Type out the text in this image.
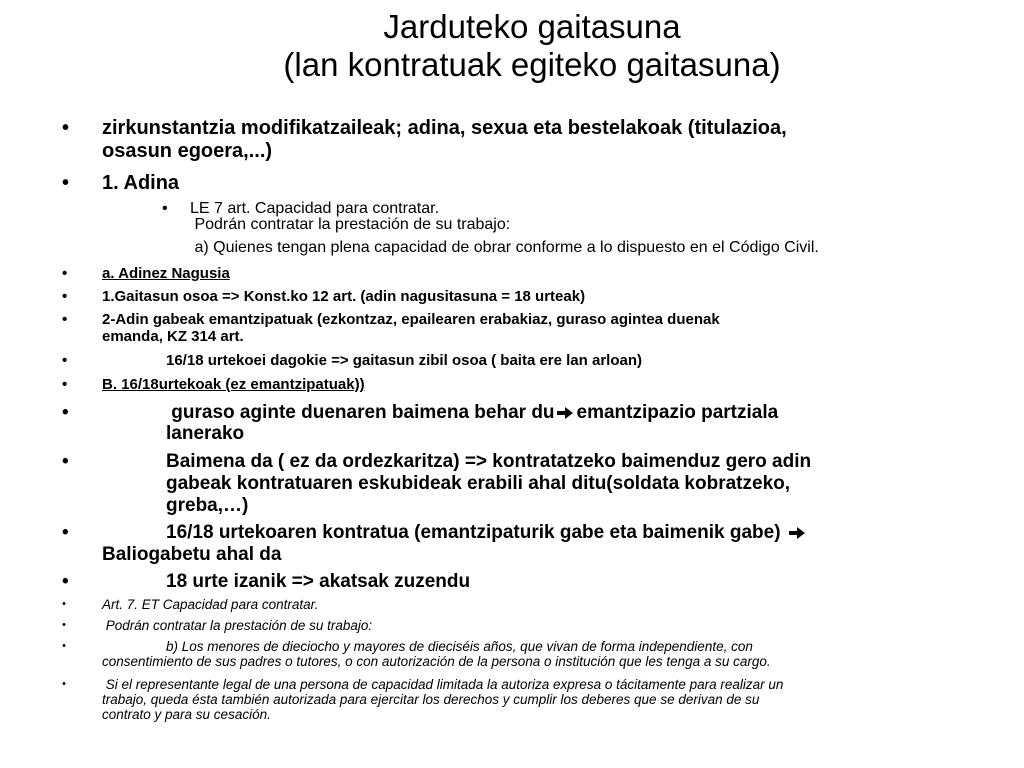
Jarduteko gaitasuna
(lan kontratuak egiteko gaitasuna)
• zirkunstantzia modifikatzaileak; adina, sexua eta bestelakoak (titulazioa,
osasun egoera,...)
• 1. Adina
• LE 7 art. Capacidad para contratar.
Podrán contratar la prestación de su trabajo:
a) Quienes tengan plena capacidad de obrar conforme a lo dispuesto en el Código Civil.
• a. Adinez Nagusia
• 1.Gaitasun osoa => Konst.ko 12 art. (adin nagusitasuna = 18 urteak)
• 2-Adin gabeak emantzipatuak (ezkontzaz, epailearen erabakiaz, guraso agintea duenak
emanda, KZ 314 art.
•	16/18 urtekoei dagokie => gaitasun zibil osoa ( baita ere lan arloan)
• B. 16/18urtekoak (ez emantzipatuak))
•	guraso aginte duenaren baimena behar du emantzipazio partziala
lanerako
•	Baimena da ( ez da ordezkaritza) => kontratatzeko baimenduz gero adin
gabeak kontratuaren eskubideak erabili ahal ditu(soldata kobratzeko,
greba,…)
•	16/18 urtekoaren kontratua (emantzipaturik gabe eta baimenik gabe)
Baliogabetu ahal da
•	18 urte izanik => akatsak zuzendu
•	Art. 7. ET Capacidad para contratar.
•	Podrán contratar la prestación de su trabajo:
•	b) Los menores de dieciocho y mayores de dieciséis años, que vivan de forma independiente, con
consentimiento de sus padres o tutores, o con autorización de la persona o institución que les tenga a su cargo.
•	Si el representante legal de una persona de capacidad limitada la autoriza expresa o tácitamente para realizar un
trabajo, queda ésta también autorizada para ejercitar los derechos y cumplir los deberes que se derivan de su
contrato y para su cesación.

§ What to do:
Above are records; say how many of their lines contain the word "gaitasuna", giving only the number.

§ Completed exercise:
2